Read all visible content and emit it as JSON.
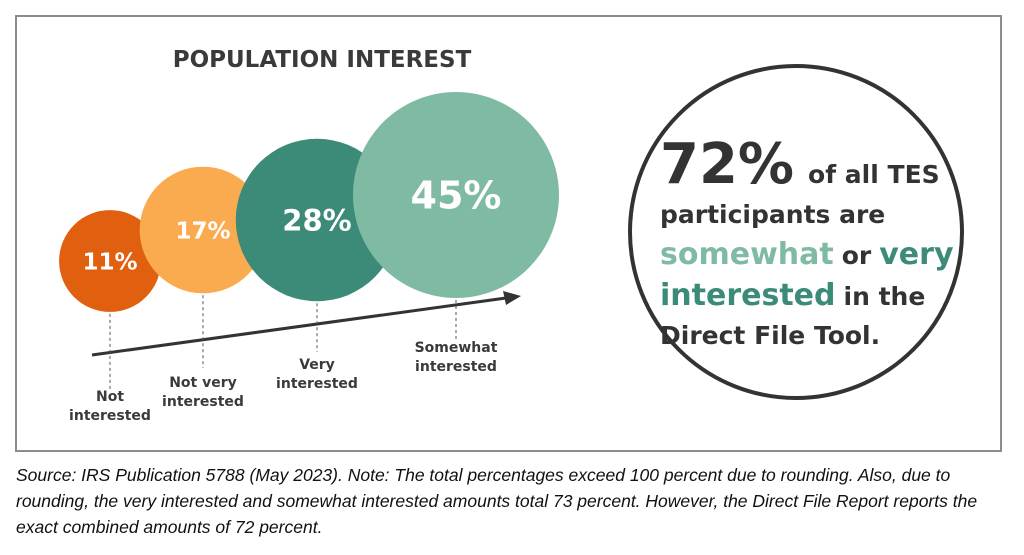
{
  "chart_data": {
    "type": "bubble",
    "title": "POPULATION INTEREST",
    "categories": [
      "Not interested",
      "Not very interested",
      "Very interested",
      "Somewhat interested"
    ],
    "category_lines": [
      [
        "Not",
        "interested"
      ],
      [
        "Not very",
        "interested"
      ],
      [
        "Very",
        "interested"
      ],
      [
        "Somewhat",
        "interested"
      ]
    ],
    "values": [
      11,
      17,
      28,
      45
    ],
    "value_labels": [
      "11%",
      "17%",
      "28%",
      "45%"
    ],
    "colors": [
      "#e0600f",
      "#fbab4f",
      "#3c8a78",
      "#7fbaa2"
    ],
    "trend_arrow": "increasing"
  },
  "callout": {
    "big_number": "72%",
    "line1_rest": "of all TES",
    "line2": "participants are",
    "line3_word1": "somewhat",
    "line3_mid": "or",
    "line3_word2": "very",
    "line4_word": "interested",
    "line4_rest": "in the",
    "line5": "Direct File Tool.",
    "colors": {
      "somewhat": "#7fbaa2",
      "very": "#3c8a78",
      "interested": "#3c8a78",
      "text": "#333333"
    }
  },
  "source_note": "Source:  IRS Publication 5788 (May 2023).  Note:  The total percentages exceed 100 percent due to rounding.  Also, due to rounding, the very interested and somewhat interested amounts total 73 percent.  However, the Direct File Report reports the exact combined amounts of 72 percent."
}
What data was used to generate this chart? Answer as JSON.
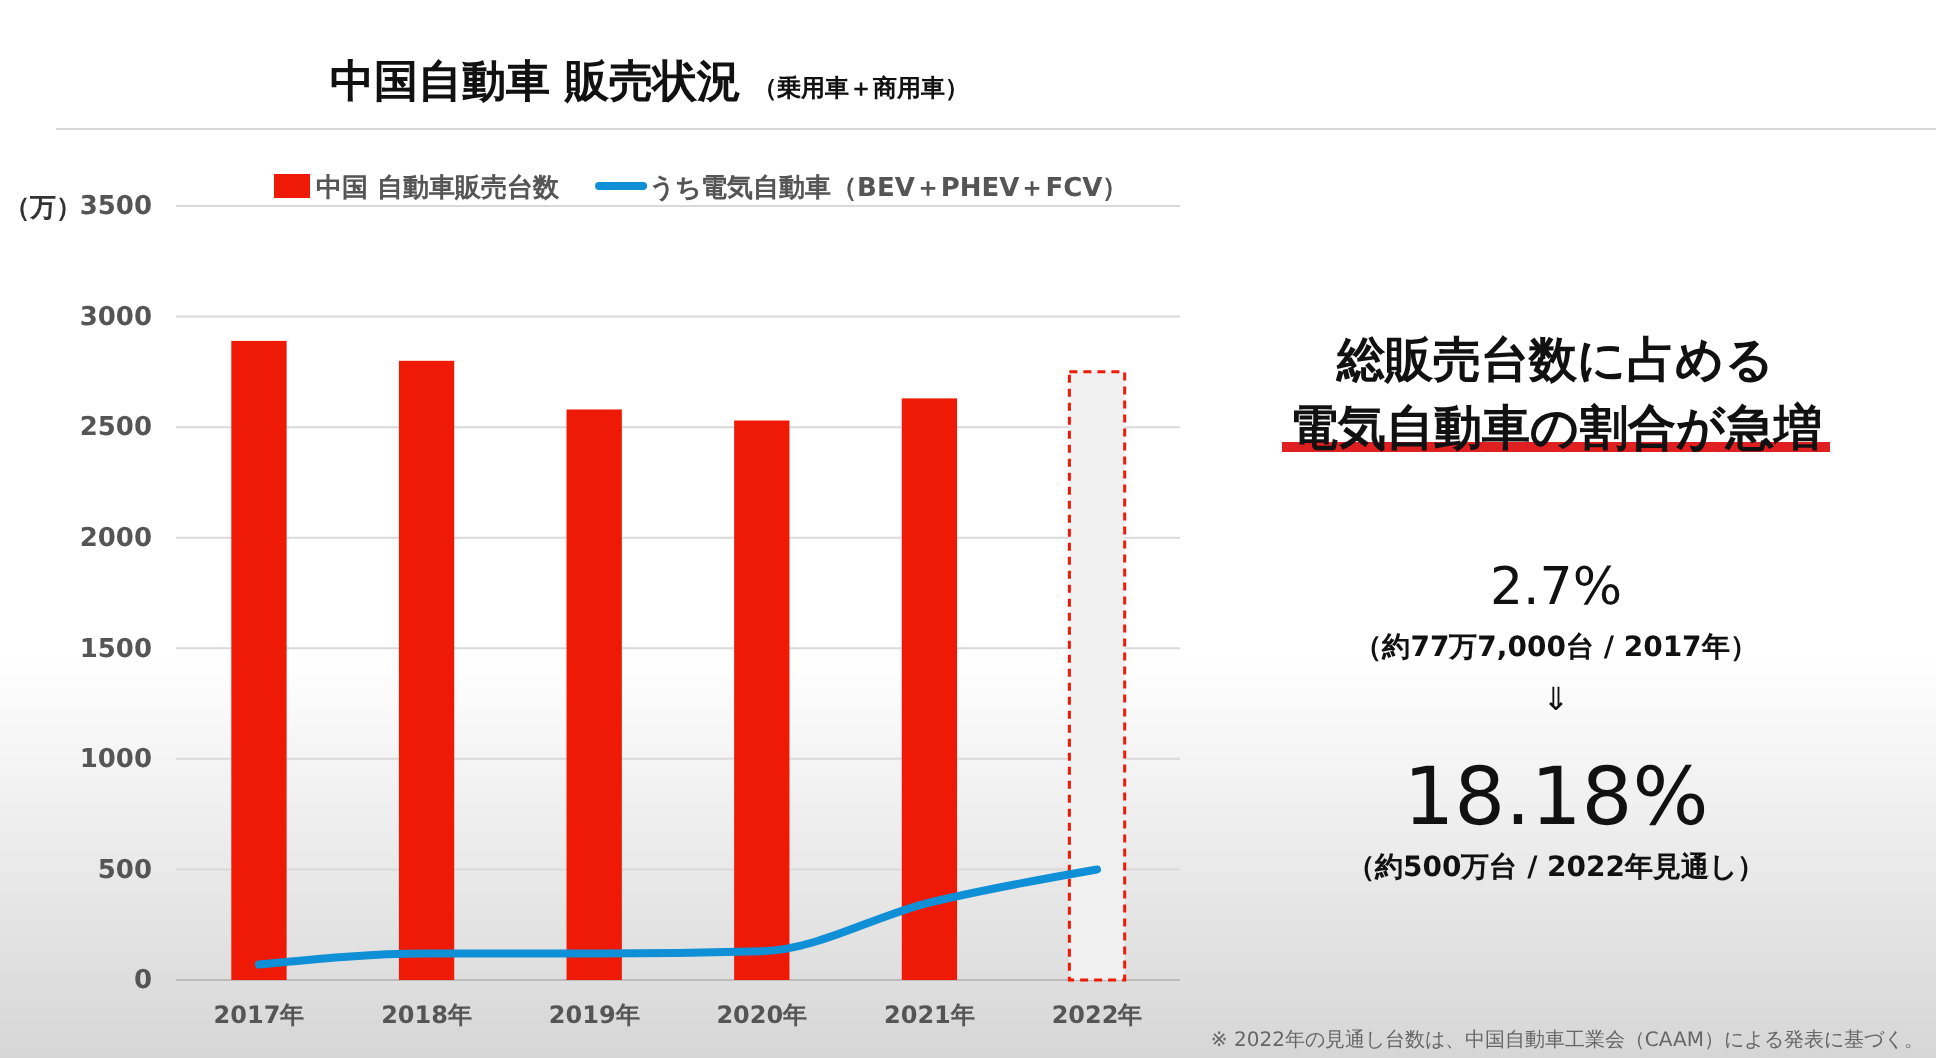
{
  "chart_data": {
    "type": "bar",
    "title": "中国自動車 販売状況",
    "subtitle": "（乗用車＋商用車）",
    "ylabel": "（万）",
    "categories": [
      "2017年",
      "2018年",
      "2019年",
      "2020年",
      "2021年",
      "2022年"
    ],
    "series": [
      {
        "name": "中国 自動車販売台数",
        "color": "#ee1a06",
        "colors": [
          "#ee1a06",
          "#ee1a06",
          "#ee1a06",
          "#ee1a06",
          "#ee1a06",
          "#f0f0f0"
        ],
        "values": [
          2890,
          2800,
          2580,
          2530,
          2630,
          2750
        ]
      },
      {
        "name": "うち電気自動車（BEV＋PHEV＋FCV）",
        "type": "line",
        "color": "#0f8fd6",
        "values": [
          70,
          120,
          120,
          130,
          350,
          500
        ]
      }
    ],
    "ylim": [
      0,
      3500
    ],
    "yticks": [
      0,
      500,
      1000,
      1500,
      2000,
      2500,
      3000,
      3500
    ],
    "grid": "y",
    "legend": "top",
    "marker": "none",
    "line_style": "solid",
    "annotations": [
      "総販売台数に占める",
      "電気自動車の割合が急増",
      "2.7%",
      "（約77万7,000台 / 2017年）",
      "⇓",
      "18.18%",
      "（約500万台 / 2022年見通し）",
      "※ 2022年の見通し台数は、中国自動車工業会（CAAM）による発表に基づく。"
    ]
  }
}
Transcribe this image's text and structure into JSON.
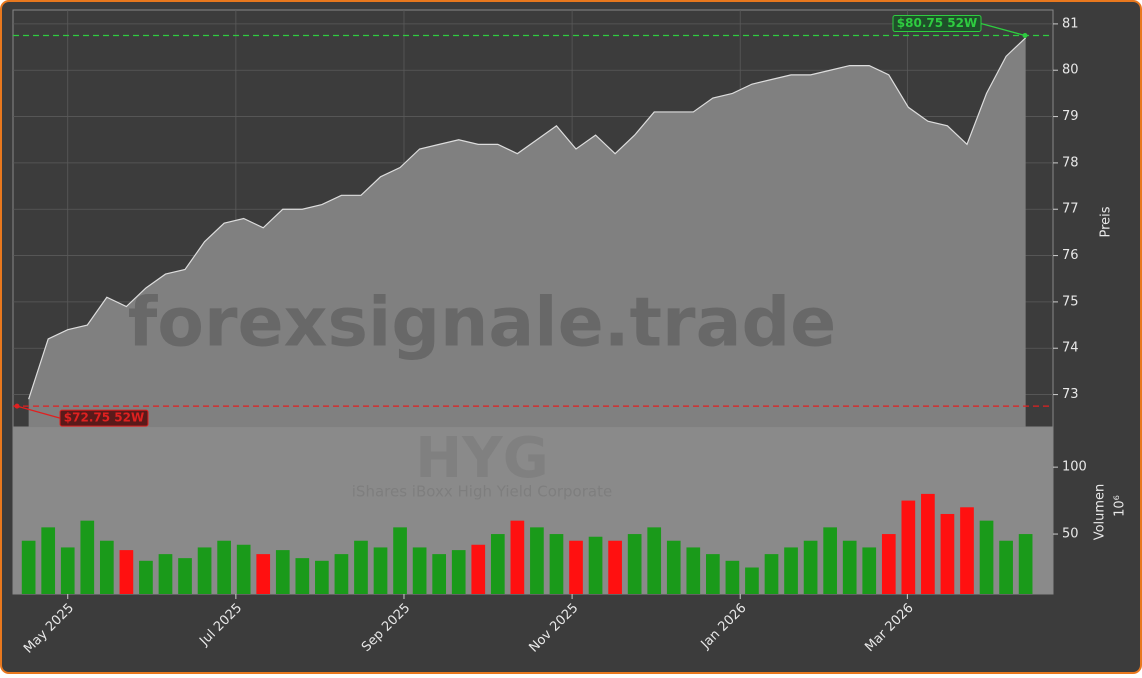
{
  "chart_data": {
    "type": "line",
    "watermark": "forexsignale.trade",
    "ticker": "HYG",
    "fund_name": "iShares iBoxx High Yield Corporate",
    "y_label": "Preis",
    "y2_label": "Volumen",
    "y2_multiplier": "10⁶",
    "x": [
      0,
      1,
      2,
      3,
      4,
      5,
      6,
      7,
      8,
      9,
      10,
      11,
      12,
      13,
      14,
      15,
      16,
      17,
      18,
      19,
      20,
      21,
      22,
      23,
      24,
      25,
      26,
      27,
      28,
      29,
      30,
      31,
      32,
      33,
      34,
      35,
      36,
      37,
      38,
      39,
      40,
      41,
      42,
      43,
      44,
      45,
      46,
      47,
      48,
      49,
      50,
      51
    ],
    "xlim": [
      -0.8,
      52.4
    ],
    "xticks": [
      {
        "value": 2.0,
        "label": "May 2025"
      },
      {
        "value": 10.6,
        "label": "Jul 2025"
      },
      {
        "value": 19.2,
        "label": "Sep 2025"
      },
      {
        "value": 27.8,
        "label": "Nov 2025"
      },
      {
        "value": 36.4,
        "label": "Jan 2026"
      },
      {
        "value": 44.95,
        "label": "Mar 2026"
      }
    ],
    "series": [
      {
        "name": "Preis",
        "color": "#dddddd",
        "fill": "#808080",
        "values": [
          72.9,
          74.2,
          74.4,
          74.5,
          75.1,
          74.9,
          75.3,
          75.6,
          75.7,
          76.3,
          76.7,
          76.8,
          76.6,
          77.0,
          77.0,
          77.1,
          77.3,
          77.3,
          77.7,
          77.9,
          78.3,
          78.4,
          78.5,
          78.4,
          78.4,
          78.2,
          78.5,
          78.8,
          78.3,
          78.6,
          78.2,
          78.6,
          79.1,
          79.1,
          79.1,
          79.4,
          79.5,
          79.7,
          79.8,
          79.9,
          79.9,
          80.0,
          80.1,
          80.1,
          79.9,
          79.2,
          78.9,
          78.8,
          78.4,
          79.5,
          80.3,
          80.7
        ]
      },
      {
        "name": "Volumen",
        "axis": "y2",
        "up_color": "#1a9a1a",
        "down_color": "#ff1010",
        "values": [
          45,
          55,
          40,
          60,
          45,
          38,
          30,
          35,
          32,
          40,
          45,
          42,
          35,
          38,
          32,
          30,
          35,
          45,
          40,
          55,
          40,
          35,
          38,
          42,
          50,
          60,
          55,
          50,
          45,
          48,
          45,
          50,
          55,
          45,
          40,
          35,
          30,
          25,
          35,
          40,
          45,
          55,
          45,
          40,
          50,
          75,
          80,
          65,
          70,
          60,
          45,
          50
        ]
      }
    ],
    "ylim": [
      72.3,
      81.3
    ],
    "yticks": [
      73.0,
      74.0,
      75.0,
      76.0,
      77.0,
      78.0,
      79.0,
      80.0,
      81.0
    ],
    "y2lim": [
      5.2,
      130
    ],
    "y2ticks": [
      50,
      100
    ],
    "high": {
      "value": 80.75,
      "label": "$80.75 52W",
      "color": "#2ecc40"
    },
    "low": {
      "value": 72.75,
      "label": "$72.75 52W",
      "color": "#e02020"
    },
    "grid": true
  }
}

▶ [WHAT THE TASK REQUIRES]: Find every line in the records that contains the word "Direct"; copy those lines.

▶ [ANSWER FOR THE TASK]:
    "line5": "Direct File Tool.",
  "source_note": "Source:  IRS Publication 5788 (May 2023).  Note:  The total percentages exceed 100 percent due to rounding.  Also, due to rounding, the very interested and somewhat interested amounts total 73 percent.  However, the Direct File Report reports the exact combined amounts of 72 percent."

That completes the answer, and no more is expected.